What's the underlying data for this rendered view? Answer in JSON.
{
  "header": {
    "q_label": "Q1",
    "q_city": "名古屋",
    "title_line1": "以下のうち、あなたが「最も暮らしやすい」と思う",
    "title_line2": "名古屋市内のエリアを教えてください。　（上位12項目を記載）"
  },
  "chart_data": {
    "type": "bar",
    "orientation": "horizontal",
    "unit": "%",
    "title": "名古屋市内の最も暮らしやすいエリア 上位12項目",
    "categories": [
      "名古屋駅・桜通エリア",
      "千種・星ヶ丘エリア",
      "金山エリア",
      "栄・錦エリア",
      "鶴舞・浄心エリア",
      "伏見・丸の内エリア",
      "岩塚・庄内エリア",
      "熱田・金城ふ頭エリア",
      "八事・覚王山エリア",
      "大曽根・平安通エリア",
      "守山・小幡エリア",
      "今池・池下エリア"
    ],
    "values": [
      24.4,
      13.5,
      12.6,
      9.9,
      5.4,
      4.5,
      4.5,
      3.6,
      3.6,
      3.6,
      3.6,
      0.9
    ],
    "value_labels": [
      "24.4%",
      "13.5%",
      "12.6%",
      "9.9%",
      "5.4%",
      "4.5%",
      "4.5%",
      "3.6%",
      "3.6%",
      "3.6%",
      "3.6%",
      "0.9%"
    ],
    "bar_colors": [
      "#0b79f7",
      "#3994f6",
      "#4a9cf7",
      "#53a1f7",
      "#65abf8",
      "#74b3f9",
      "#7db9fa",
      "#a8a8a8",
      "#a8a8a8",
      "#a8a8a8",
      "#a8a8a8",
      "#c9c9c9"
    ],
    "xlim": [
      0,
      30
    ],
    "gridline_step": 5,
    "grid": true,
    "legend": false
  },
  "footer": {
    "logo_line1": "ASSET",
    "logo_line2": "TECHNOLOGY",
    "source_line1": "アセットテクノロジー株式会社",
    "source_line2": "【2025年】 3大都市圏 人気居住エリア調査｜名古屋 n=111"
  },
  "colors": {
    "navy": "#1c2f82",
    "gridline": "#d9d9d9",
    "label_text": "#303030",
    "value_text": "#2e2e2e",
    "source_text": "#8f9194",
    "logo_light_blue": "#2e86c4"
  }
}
● ● ● ● ●
* Exercise instructions: Quote the data in full, keeping each word unchanged.

* Expected answer:
What's the underlying data for this rendered view? Answer in JSON.
{
  "header": {
    "q_label": "Q1",
    "q_city": "名古屋",
    "title_line1": "以下のうち、あなたが「最も暮らしやすい」と思う",
    "title_line2": "名古屋市内のエリアを教えてください。　（上位12項目を記載）"
  },
  "chart_data": {
    "type": "bar",
    "orientation": "horizontal",
    "unit": "%",
    "title": "名古屋市内の最も暮らしやすいエリア 上位12項目",
    "categories": [
      "名古屋駅・桜通エリア",
      "千種・星ヶ丘エリア",
      "金山エリア",
      "栄・錦エリア",
      "鶴舞・浄心エリア",
      "伏見・丸の内エリア",
      "岩塚・庄内エリア",
      "熱田・金城ふ頭エリア",
      "八事・覚王山エリア",
      "大曽根・平安通エリア",
      "守山・小幡エリア",
      "今池・池下エリア"
    ],
    "values": [
      24.4,
      13.5,
      12.6,
      9.9,
      5.4,
      4.5,
      4.5,
      3.6,
      3.6,
      3.6,
      3.6,
      0.9
    ],
    "value_labels": [
      "24.4%",
      "13.5%",
      "12.6%",
      "9.9%",
      "5.4%",
      "4.5%",
      "4.5%",
      "3.6%",
      "3.6%",
      "3.6%",
      "3.6%",
      "0.9%"
    ],
    "bar_colors": [
      "#0b79f7",
      "#3994f6",
      "#4a9cf7",
      "#53a1f7",
      "#65abf8",
      "#74b3f9",
      "#7db9fa",
      "#a8a8a8",
      "#a8a8a8",
      "#a8a8a8",
      "#a8a8a8",
      "#c9c9c9"
    ],
    "xlim": [
      0,
      30
    ],
    "gridline_step": 5,
    "grid": true,
    "legend": false
  },
  "footer": {
    "logo_line1": "ASSET",
    "logo_line2": "TECHNOLOGY",
    "source_line1": "アセットテクノロジー株式会社",
    "source_line2": "【2025年】 3大都市圏 人気居住エリア調査｜名古屋 n=111"
  },
  "colors": {
    "navy": "#1c2f82",
    "gridline": "#d9d9d9",
    "label_text": "#303030",
    "value_text": "#2e2e2e",
    "source_text": "#8f9194",
    "logo_light_blue": "#2e86c4"
  }
}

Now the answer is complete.